What is required ▸ Copy out all lines that hold "this".

Excerpted records ▸
════
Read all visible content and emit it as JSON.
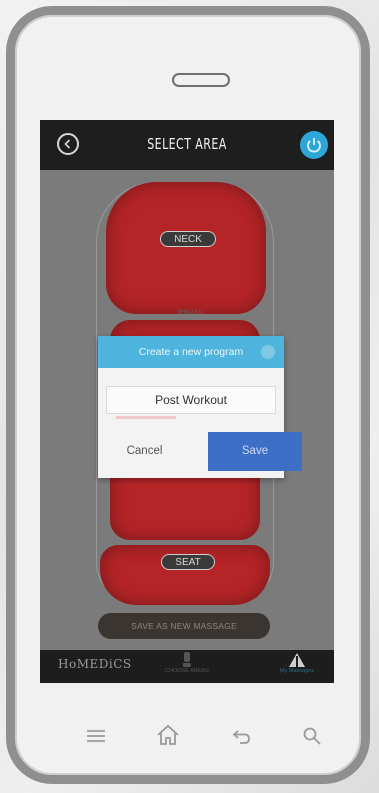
{
  "app": {
    "title": "SELECT AREA",
    "brand": "HoMEDiCS"
  },
  "areas": {
    "neck_label": "NECK",
    "seat_label": "SEAT",
    "mid_caption": "SHIATSU"
  },
  "actions": {
    "save_new_label": "SAVE AS NEW MASSAGE"
  },
  "bottom_nav": {
    "middle_label": "CHOOSE AREAS",
    "right_label": "My Massages"
  },
  "dialog": {
    "title": "Create a new program",
    "input_value": "Post Workout",
    "cancel_label": "Cancel",
    "save_label": "Save"
  },
  "colors": {
    "accent": "#2ea7d8",
    "dialog_header": "#4fb4dd",
    "save_button": "#3d6fc7",
    "pad_red": "#b52427"
  },
  "icons": {
    "back": "chevron-left-icon",
    "power": "power-icon",
    "close": "close-icon",
    "menu": "menu-icon",
    "home": "home-icon",
    "return": "back-arrow-icon",
    "search": "search-icon"
  }
}
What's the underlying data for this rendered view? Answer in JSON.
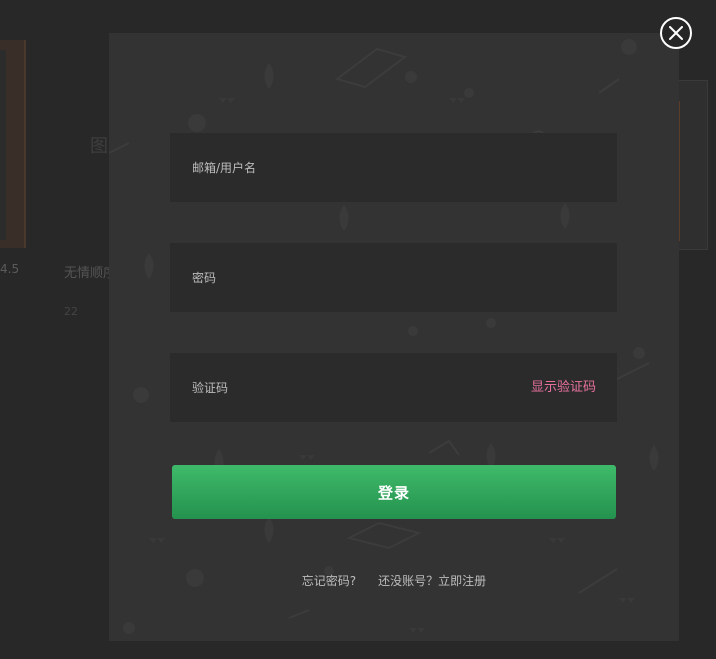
{
  "background": {
    "rating": "4.5",
    "title": "无情顺序",
    "subtitle": "22"
  },
  "login_form": {
    "email_placeholder": "邮箱/用户名",
    "password_placeholder": "密码",
    "captcha_placeholder": "验证码",
    "show_captcha_label": "显示验证码",
    "login_button_label": "登录",
    "forgot_password_label": "忘记密码?",
    "register_label": "还没账号？立即注册"
  },
  "colors": {
    "accent_pink": "#e7719c",
    "login_green_top": "#3fba6a",
    "login_green_bottom": "#24924e",
    "modal_bg": "#333333",
    "field_bg": "#2b2b2b"
  },
  "icons": {
    "close": "close-icon"
  }
}
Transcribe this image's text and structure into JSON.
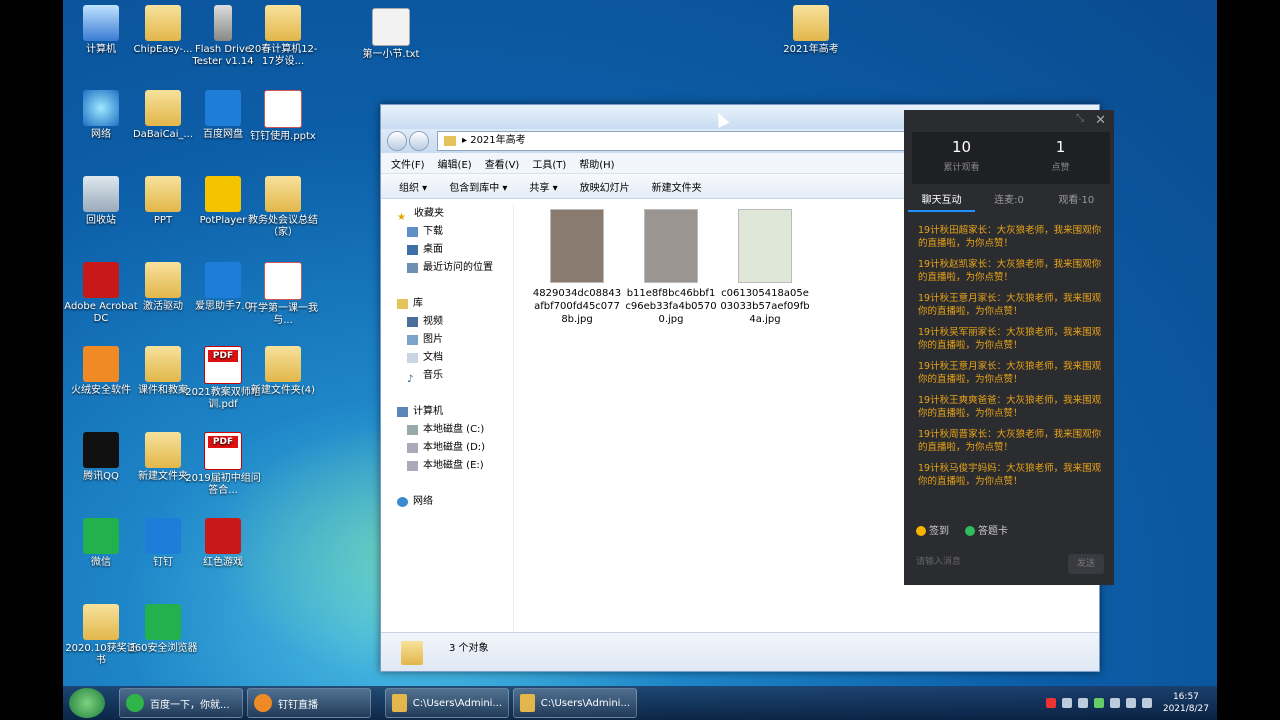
════
Exercise answer ▸
What's the underlying data for this rendered view? Answer in JSON.
Transcribe this image's text and structure into JSON.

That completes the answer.